[DIRECTIONS] From the listing below, pull out all lines with "orange" in them.

* start PROVIDED DATA *

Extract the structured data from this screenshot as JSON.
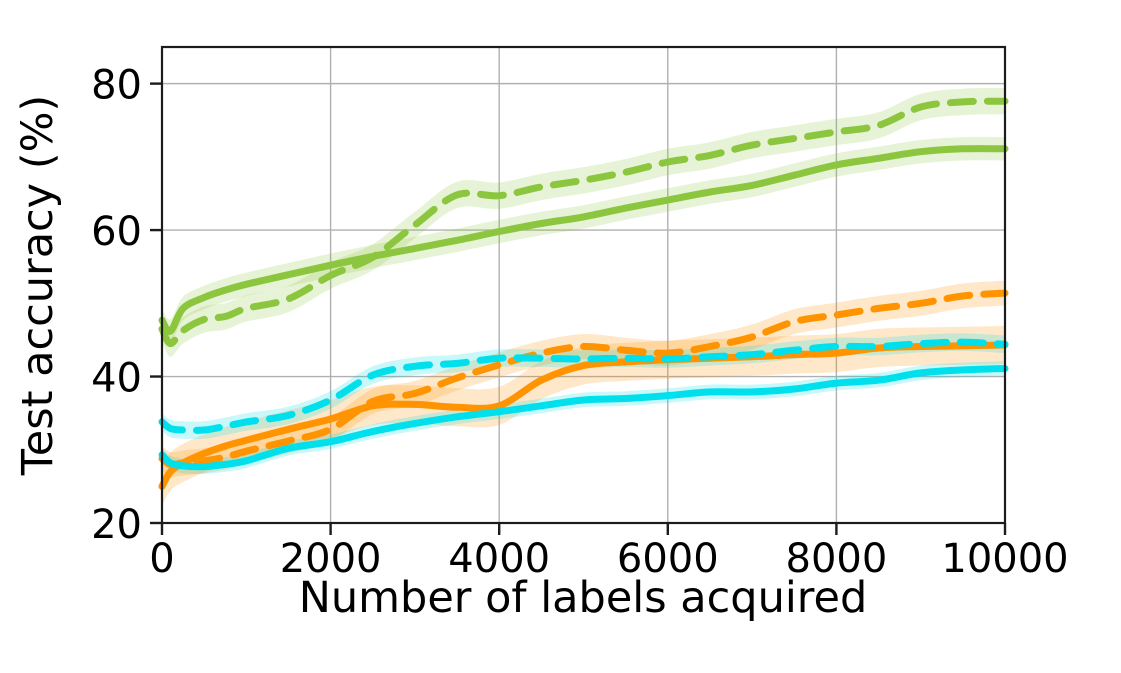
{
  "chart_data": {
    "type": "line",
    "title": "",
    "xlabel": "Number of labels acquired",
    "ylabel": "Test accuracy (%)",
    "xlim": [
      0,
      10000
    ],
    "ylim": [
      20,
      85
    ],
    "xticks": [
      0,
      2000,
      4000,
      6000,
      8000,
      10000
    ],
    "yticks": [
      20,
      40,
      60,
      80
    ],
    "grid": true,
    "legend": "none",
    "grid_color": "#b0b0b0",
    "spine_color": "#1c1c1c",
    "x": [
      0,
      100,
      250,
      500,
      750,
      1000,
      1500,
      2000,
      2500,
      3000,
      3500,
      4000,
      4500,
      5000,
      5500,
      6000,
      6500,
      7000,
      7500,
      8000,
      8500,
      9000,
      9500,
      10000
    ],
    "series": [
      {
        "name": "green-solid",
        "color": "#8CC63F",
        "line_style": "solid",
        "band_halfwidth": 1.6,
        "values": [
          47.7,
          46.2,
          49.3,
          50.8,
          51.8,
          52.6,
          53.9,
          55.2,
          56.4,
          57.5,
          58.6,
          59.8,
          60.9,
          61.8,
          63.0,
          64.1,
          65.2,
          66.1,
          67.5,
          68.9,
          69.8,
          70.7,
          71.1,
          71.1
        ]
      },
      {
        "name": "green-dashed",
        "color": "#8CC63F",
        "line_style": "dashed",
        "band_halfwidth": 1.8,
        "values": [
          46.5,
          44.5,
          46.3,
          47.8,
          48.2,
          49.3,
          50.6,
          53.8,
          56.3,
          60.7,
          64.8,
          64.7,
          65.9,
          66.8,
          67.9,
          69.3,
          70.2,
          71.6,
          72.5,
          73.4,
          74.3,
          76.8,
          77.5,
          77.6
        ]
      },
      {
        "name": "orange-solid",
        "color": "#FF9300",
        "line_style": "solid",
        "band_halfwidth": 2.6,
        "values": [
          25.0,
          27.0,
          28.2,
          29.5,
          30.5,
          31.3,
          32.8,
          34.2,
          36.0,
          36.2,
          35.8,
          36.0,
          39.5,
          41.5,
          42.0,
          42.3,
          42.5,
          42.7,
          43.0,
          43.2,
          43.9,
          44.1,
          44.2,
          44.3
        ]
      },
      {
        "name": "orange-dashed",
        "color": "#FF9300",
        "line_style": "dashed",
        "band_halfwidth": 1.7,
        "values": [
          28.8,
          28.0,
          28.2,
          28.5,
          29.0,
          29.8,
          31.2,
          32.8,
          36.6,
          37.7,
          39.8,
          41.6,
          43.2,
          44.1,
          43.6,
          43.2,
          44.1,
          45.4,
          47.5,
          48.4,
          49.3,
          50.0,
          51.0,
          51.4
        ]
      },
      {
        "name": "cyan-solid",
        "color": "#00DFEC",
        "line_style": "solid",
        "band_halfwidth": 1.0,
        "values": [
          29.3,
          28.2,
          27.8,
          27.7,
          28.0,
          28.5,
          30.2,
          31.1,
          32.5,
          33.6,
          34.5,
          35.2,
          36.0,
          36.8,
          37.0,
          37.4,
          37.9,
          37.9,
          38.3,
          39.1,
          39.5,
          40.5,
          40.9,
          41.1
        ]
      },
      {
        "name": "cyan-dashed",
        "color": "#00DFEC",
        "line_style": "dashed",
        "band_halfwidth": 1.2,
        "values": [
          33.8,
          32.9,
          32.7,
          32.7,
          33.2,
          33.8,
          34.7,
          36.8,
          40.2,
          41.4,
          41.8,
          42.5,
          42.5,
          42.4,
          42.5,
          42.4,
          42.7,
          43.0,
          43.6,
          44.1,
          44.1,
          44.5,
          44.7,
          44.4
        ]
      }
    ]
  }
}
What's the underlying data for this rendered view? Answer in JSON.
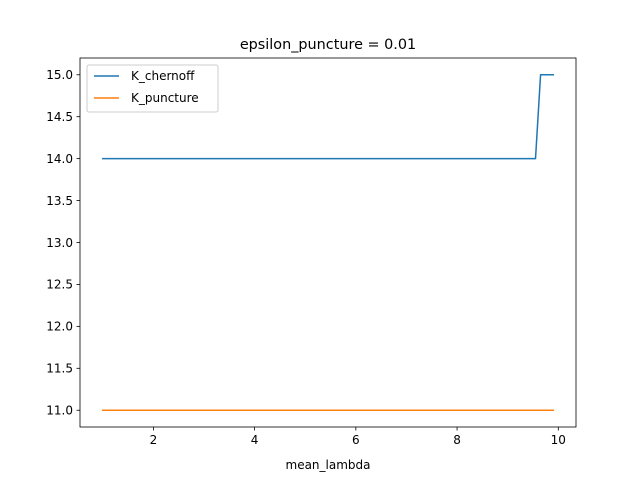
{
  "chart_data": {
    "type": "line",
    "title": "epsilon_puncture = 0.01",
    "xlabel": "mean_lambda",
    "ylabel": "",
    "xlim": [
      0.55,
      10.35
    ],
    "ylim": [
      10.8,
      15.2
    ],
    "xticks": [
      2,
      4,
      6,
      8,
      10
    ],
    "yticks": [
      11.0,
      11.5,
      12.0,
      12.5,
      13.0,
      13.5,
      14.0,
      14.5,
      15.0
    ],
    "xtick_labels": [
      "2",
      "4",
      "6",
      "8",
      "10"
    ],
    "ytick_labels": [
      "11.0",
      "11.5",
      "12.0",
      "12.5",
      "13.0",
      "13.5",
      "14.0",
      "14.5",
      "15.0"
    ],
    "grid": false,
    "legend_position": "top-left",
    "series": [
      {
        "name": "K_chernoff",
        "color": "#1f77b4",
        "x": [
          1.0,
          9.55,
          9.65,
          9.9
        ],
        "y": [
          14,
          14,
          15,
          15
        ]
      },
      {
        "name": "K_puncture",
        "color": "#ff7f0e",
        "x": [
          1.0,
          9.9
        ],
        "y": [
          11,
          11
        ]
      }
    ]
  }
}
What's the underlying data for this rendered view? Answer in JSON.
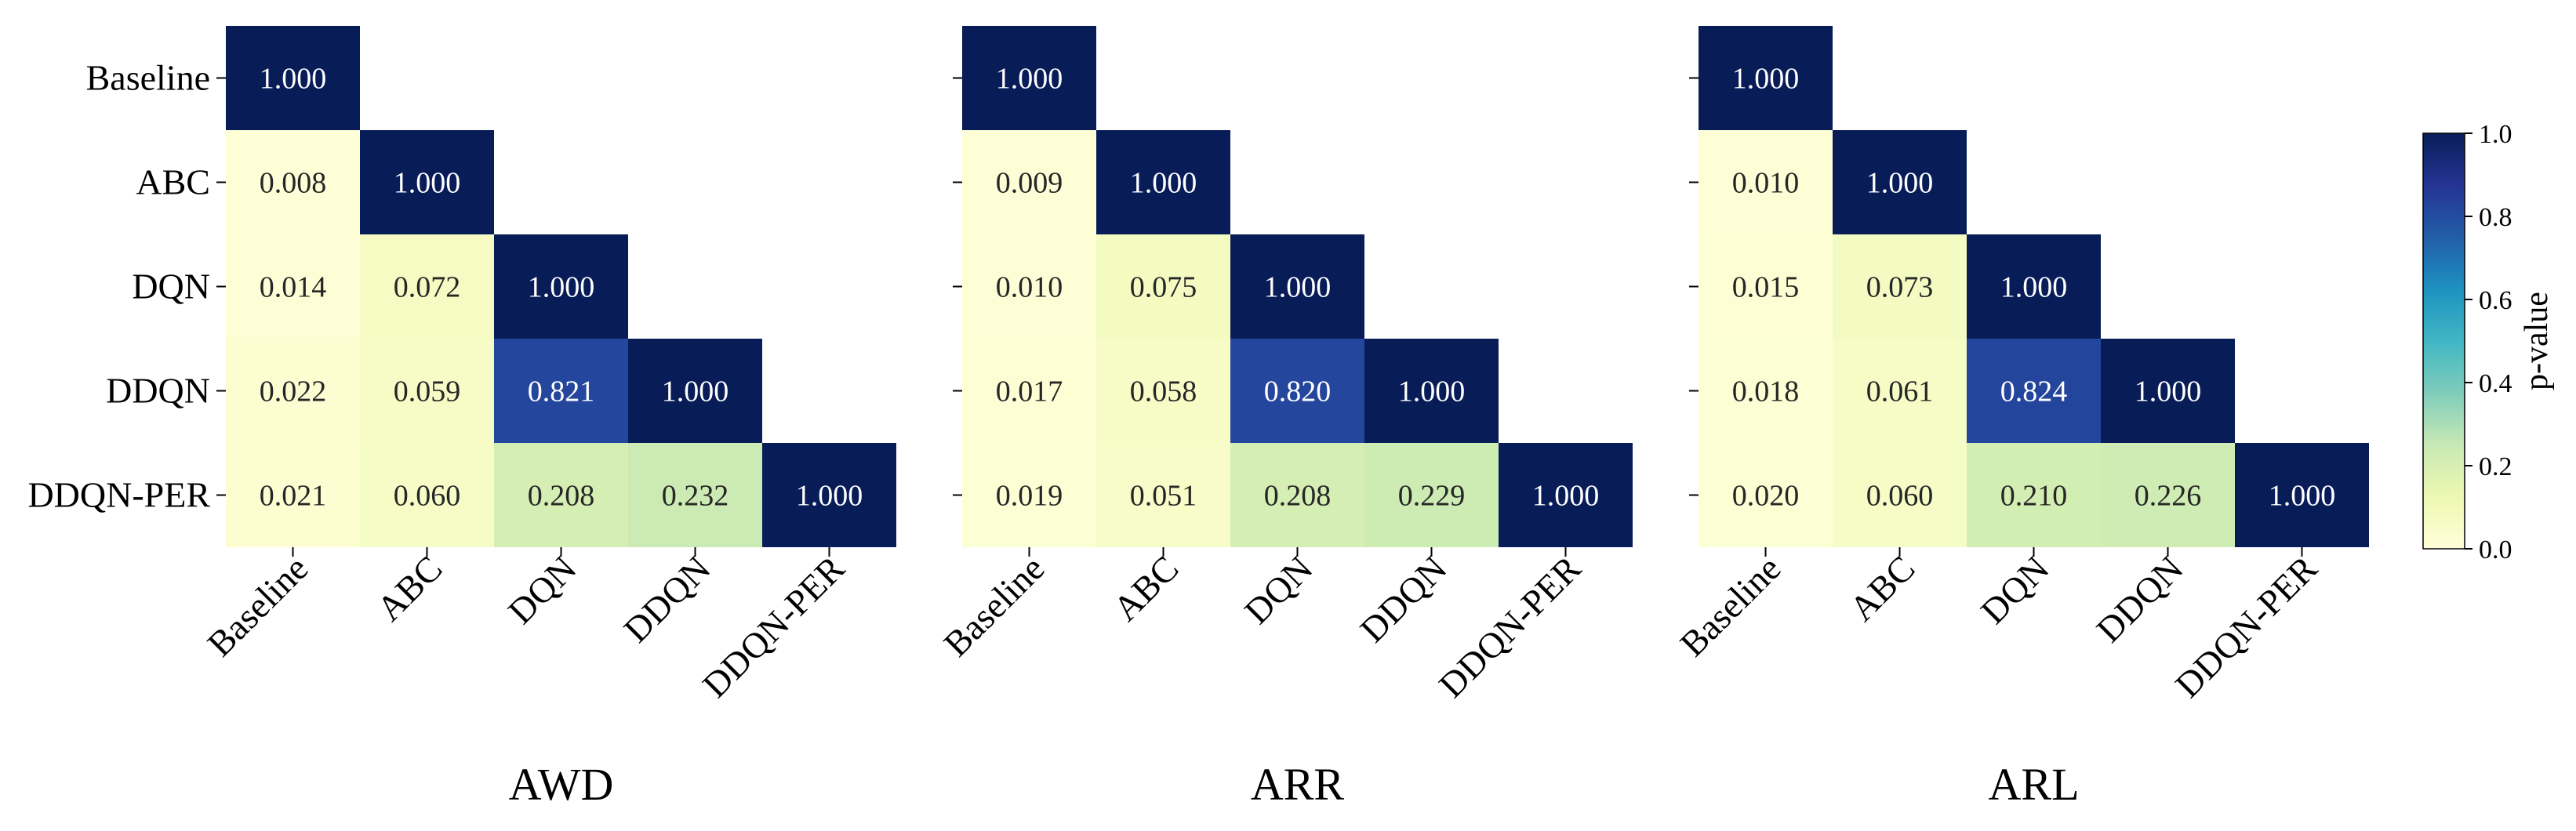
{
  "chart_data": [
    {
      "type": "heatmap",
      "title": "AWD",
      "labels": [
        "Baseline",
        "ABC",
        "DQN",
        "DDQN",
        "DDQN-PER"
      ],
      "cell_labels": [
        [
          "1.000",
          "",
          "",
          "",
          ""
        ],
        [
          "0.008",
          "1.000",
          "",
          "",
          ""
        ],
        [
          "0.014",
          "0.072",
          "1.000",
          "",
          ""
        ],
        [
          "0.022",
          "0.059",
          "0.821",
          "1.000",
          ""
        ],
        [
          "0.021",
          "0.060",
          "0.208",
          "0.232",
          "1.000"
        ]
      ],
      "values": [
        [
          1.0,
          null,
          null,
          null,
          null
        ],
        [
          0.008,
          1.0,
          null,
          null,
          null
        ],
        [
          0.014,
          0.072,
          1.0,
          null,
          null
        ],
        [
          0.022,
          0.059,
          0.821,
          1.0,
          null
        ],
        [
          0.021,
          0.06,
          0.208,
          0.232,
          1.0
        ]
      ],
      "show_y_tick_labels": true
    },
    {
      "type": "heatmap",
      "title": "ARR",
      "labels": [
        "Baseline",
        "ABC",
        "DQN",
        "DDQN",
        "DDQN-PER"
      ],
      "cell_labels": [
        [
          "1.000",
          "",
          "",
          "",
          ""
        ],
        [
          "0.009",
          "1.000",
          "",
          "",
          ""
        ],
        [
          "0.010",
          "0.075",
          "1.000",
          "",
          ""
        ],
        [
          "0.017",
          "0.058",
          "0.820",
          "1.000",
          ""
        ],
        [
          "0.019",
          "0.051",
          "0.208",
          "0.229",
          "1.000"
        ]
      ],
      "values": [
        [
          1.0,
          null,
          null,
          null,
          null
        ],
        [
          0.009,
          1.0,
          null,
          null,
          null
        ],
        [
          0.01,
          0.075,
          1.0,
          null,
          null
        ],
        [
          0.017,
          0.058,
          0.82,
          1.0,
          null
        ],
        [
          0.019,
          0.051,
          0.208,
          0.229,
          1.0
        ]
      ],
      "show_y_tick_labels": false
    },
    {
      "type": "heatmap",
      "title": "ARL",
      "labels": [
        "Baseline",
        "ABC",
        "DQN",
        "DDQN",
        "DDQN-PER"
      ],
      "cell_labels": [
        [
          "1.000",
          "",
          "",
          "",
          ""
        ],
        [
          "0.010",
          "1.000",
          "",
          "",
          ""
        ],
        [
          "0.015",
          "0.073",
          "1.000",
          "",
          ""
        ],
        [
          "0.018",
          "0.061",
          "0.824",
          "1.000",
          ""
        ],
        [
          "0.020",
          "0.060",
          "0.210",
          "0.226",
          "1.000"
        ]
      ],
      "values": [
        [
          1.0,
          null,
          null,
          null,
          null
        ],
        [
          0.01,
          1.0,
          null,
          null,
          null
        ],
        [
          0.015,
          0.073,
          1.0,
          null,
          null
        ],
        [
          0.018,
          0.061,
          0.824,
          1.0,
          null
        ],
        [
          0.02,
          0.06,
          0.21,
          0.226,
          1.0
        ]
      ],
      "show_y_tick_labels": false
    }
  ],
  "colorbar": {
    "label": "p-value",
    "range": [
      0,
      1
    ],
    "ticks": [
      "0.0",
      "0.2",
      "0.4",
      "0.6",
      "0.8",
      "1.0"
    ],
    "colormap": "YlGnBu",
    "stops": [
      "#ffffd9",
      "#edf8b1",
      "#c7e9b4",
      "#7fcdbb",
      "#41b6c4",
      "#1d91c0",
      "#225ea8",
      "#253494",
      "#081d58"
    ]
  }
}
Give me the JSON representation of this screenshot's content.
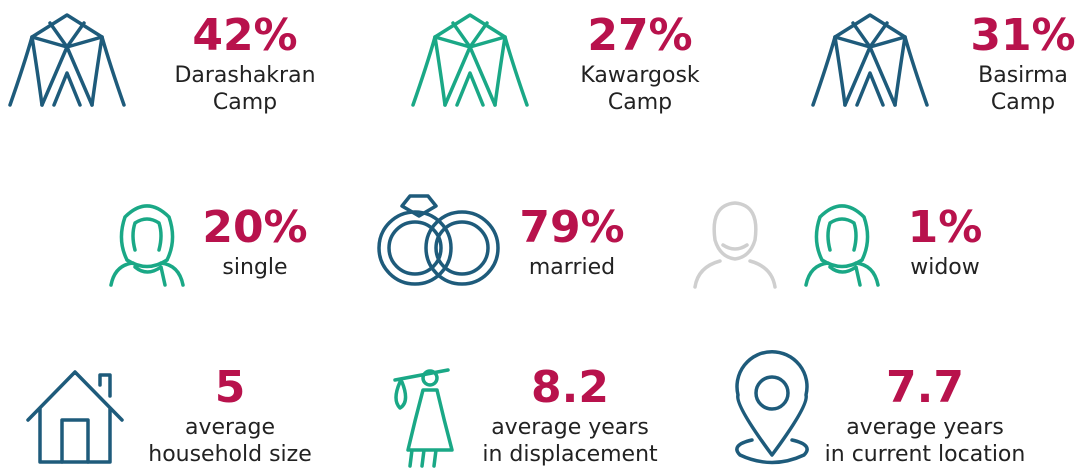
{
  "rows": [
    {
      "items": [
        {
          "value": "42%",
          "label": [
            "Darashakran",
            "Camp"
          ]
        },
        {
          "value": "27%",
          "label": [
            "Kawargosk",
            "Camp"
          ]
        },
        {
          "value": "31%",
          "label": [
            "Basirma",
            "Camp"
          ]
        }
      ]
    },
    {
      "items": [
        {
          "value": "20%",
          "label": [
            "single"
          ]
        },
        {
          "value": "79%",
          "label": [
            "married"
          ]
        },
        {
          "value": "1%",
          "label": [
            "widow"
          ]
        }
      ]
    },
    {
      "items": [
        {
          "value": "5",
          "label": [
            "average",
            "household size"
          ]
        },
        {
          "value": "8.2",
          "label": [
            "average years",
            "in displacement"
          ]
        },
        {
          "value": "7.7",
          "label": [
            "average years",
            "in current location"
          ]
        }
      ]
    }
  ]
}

* end PROVIDED DATA *

[SOLUTION]
        "name": "orange-solid",
        "name": "orange-dashed",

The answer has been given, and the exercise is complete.